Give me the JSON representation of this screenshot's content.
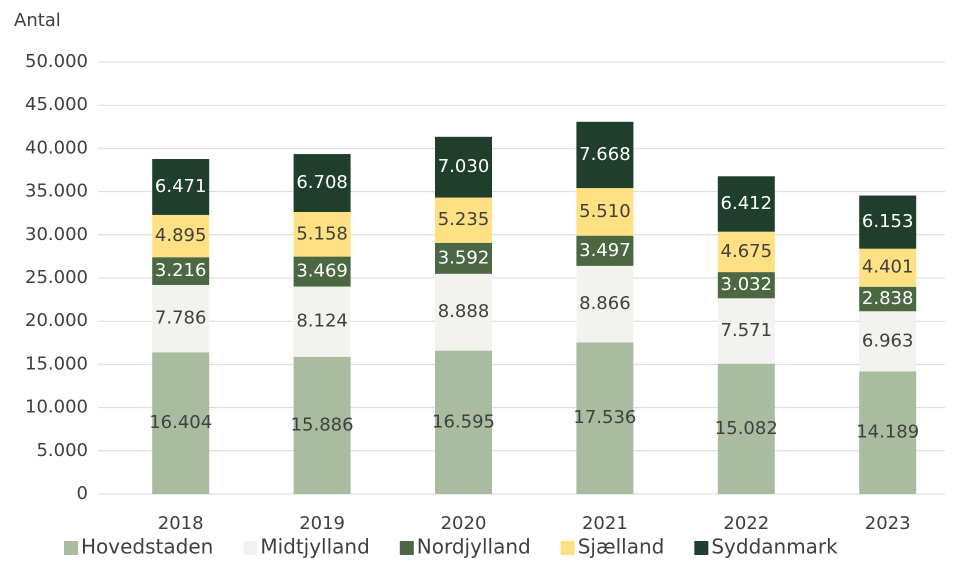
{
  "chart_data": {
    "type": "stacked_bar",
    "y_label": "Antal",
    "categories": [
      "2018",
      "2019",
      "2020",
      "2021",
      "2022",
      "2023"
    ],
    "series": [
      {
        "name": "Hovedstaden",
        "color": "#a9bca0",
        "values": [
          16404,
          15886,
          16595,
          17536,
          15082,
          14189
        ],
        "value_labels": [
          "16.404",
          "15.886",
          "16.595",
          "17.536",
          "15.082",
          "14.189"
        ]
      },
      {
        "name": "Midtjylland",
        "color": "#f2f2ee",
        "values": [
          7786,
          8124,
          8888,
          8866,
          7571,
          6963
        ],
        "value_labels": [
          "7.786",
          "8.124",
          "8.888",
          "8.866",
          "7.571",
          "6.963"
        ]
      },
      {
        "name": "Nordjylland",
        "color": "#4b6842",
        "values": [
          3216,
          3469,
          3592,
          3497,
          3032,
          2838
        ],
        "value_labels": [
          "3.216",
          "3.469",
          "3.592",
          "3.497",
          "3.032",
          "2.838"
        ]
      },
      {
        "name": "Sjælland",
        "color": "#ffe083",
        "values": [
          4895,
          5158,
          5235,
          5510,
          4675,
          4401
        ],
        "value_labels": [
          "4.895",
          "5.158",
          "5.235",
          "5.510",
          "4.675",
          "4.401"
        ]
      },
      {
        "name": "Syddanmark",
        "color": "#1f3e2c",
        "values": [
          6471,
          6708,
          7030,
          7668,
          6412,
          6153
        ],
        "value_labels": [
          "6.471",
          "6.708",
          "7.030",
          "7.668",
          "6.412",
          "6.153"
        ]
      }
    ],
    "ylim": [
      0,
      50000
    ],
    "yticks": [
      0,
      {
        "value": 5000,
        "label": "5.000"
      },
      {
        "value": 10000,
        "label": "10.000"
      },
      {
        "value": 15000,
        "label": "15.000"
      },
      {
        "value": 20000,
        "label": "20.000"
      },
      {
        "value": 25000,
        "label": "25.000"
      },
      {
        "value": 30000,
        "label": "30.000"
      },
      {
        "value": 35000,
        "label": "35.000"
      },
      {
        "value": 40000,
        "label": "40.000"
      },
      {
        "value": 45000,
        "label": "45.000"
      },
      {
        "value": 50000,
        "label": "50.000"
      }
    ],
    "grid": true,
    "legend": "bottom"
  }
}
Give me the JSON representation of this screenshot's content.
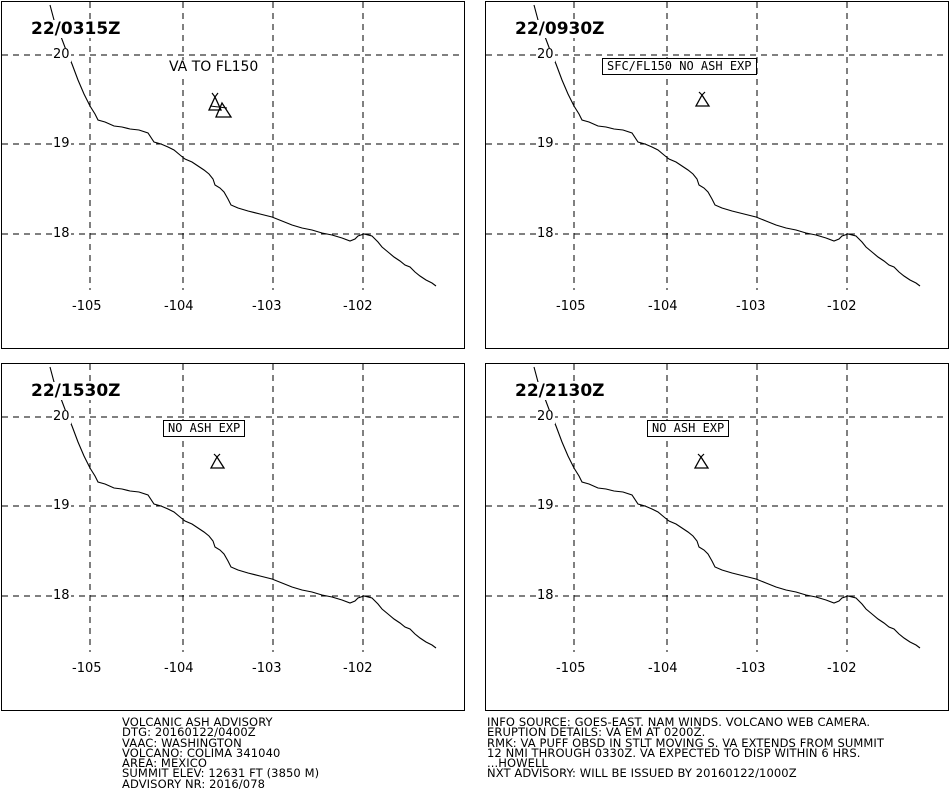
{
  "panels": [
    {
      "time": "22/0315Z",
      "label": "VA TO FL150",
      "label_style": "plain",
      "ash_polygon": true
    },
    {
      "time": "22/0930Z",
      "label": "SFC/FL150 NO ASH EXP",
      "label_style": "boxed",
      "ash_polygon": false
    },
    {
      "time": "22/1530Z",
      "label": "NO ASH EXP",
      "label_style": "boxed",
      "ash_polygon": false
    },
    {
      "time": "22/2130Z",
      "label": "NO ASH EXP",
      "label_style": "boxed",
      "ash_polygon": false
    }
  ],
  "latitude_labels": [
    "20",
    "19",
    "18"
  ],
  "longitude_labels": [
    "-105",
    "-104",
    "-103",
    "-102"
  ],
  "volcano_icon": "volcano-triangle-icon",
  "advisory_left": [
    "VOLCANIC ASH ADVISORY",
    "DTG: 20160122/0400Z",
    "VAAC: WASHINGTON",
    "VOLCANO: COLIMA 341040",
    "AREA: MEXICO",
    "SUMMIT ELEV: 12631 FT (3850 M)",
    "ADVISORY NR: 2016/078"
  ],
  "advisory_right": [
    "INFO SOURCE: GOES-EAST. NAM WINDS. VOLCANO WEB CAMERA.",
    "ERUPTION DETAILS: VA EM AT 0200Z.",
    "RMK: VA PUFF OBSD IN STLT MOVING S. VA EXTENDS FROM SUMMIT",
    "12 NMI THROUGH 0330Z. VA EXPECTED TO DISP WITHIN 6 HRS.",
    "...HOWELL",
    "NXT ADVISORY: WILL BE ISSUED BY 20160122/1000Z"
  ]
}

- - - - -

• Written request: Find the word "color" and list each line it appears in.

• Expected answer:
        "color": "#a9bca0",
        "color": "#f2f2ee",
        "color": "#4b6842",
        "color": "#ffe083",
        "color": "#1f3e2c",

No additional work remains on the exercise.